**WORK TO DO**
From the entries below, gather every line containing the string "JSON".

**RECORDED DATA**
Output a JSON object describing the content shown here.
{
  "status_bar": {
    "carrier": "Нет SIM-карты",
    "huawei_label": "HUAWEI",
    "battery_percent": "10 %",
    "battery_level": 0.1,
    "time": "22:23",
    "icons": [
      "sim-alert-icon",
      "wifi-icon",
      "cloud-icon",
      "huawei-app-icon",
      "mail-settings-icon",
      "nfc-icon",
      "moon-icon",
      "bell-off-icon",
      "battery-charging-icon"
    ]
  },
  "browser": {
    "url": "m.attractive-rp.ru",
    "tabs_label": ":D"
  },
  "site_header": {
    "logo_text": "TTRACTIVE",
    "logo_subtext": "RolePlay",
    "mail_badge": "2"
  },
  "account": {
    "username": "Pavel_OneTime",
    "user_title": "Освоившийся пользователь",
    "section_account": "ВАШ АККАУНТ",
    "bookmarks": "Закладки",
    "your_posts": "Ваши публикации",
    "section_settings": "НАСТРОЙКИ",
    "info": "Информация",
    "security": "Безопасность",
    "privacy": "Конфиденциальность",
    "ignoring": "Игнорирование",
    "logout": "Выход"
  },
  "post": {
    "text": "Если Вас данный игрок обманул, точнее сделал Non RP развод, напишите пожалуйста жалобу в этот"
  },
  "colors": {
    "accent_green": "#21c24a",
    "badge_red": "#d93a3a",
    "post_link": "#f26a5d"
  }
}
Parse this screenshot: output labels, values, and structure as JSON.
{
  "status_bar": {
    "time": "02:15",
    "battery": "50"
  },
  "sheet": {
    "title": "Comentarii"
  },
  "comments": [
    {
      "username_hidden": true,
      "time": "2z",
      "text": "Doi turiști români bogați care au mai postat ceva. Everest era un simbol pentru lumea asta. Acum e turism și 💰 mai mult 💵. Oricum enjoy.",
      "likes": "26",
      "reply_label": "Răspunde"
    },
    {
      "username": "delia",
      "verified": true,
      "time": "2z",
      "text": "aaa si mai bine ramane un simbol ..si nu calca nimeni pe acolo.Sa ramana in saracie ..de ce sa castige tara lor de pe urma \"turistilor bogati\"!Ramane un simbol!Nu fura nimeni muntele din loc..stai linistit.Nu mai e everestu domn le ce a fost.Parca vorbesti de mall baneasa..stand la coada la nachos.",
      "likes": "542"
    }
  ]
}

**RESULT FOR THIS TASK**
Output a JSON object describing the content shown here.
Parse this screenshot: output labels, values, and structure as JSON.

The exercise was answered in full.